• [Goal of the exercise]
Exact reproduction is required for all entries.

• [Dataset entries]

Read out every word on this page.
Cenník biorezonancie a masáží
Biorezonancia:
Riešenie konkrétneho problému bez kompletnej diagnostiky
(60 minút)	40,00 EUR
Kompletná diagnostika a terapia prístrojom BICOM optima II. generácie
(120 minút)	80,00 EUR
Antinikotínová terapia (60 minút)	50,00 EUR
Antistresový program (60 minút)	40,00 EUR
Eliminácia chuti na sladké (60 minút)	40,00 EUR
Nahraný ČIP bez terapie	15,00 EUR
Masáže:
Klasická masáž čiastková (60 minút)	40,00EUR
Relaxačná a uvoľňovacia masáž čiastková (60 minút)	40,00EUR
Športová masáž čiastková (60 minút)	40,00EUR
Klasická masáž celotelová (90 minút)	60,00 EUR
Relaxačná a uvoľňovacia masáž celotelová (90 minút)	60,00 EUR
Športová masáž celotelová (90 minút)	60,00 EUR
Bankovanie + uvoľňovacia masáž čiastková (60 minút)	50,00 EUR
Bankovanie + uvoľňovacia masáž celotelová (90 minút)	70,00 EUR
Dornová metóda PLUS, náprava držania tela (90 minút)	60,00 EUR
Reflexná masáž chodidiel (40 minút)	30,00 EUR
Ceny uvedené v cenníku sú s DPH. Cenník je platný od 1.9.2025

• [In response]
Read out every word on this page.
Cenník biorezonancie a masáží
Biorezonancia:
Riešenie konkrétneho problému bez kompletnej diagnostiky
(60 minút)	40,00 EUR
Kompletná diagnostika a terapia prístrojom BICOM optima II. generácie
(120 minút)	80,00 EUR
Antinikotínová terapia (60 minút)	50,00 EUR
Antistresový program (60 minút)	40,00 EUR
Eliminácia chuti na sladké (60 minút)	40,00 EUR
Nahraný ČIP bez terapie	15,00 EUR
Masáže:
Klasická masáž čiastková (60 minút)	40,00EUR
Relaxačná a uvoľňovacia masáž čiastková (60 minút)	40,00EUR
Športová masáž čiastková (60 minút)	40,00EUR
Klasická masáž celotelová (90 minút)	60,00 EUR
Relaxačná a uvoľňovacia masáž celotelová (90 minút)	60,00 EUR
Športová masáž celotelová (90 minút)	60,00 EUR
Bankovanie + uvoľňovacia masáž čiastková (60 minút)	50,00 EUR
Bankovanie + uvoľňovacia masáž celotelová (90 minút)	70,00 EUR
Dornová metóda PLUS, náprava držania tela (90 minút)	60,00 EUR
Reflexná masáž chodidiel (40 minút)	30,00 EUR
Ceny uvedené v cenníku sú s DPH. Cenník je platný od 1.9.2025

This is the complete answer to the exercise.